--- THE PROBLEM ---
Scan the lines below for the string "this" and copy every one that has it.

[Figure dataset records]
--------------------------------------------------
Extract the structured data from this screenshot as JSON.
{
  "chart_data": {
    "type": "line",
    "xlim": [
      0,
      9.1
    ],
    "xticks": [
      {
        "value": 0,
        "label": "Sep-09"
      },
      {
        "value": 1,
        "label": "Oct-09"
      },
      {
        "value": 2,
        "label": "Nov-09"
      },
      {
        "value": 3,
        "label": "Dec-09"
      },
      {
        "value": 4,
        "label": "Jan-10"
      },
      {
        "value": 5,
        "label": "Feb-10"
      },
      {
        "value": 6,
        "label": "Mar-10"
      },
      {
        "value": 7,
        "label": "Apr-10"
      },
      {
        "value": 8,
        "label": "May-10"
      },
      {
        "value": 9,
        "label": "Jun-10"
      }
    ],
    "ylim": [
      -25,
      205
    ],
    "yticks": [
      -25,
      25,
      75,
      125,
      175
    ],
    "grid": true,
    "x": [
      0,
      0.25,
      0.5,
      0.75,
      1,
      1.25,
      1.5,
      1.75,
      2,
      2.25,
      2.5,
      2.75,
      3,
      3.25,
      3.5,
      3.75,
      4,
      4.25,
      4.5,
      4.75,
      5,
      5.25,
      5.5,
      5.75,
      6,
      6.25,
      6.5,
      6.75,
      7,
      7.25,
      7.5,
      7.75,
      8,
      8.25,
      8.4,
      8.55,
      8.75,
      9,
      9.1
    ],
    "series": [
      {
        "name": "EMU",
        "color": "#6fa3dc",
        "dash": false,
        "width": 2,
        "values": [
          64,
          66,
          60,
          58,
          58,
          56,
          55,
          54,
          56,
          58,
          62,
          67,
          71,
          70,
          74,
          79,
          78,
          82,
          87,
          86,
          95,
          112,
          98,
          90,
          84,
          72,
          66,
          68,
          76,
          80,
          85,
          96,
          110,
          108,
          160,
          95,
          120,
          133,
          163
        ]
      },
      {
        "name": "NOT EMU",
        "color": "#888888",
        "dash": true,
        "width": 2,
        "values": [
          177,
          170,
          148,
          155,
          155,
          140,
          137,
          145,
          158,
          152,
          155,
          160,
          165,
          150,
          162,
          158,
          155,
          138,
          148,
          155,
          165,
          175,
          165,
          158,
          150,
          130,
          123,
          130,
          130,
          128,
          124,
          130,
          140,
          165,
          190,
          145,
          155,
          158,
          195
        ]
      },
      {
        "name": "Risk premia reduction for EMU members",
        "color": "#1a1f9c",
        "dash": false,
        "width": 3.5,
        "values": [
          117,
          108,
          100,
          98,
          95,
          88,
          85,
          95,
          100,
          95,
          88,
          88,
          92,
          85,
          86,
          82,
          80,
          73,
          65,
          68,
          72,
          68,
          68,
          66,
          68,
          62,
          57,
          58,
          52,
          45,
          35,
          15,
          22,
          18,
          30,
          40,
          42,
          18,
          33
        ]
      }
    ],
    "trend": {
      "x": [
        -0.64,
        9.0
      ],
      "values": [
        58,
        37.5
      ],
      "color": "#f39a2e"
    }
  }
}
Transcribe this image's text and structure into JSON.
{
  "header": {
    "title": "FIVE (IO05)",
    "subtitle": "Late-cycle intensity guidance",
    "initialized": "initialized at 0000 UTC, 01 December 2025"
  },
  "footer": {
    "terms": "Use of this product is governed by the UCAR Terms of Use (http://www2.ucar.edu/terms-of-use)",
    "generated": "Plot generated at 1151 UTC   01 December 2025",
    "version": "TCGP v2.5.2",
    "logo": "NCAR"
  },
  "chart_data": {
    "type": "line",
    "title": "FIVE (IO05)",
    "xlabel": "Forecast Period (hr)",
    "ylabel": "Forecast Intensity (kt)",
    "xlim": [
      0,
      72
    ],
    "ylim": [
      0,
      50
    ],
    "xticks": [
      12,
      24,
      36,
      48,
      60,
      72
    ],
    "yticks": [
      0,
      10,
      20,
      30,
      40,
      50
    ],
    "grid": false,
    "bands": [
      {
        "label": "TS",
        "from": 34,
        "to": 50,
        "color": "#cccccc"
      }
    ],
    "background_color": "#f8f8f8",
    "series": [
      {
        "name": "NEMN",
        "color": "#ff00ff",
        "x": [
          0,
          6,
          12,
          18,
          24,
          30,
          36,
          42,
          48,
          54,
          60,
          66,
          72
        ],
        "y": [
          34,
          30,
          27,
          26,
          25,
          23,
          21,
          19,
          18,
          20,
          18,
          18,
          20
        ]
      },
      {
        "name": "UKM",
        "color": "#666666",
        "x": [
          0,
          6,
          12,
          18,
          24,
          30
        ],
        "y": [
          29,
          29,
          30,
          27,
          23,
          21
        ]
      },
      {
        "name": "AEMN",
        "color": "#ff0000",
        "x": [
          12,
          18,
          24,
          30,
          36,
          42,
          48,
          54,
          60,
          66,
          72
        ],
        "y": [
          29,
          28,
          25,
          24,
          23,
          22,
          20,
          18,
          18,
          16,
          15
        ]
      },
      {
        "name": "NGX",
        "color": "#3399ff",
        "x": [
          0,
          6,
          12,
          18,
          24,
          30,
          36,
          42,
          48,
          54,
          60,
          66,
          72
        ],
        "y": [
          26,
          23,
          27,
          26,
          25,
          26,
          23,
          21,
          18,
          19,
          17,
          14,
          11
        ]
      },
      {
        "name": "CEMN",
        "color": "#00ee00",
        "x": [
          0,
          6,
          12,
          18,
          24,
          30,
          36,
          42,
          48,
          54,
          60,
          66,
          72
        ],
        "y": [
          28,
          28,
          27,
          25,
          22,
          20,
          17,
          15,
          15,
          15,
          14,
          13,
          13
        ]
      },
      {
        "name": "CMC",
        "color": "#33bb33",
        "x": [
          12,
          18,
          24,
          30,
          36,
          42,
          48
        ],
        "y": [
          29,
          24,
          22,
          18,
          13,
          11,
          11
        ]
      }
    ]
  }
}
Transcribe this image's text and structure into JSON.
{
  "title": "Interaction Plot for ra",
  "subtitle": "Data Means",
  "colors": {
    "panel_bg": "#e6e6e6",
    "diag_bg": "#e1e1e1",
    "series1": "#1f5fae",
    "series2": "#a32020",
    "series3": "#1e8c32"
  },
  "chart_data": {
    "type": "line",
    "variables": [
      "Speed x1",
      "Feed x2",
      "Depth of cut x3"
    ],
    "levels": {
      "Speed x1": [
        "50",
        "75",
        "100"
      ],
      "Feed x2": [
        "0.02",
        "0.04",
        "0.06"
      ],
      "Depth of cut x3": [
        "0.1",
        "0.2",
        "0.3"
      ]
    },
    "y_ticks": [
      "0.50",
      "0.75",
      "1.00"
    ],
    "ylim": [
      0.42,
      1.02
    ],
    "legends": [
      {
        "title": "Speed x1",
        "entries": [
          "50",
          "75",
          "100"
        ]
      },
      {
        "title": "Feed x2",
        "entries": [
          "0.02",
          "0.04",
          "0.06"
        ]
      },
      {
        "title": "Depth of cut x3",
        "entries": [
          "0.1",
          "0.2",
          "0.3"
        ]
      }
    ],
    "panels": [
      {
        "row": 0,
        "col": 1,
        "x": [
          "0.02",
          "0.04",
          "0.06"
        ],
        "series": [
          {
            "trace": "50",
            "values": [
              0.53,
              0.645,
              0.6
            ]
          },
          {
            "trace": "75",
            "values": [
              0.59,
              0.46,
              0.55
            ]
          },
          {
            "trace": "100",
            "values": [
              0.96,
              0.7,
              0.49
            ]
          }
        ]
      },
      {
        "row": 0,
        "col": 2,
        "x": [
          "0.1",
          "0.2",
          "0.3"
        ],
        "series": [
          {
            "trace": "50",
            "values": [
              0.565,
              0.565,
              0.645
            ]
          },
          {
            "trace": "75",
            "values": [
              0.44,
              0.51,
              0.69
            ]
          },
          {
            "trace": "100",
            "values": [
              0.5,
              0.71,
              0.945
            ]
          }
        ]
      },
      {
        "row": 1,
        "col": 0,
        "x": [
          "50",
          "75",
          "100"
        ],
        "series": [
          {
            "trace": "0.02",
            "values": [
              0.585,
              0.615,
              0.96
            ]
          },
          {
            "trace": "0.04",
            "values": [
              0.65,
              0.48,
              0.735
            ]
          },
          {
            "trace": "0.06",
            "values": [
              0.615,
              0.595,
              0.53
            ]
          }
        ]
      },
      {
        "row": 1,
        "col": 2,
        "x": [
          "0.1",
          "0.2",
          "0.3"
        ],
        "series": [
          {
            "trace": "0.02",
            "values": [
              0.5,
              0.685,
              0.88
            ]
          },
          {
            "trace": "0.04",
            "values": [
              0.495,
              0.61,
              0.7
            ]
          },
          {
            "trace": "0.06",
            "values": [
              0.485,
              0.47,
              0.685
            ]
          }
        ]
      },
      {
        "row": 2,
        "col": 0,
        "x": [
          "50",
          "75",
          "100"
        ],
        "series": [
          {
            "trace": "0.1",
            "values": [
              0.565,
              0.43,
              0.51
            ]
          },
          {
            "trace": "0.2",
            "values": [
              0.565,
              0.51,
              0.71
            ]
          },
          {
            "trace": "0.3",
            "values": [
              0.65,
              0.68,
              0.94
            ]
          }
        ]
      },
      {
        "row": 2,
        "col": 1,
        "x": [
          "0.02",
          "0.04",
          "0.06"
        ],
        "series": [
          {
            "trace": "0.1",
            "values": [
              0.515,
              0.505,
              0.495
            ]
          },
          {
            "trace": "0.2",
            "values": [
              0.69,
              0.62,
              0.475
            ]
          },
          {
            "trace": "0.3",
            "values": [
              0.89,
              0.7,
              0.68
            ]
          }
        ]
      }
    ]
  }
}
--------------------------------------------------
--- SOLVED PROBLEM ---
Extract the structured data from this screenshot as JSON.
Transcribe this image's text and structure into JSON.
    "terms": "Use of this product is governed by the UCAR Terms of Use (http://www2.ucar.edu/terms-of-use)",
Transcribe this image's text and structure into JSON.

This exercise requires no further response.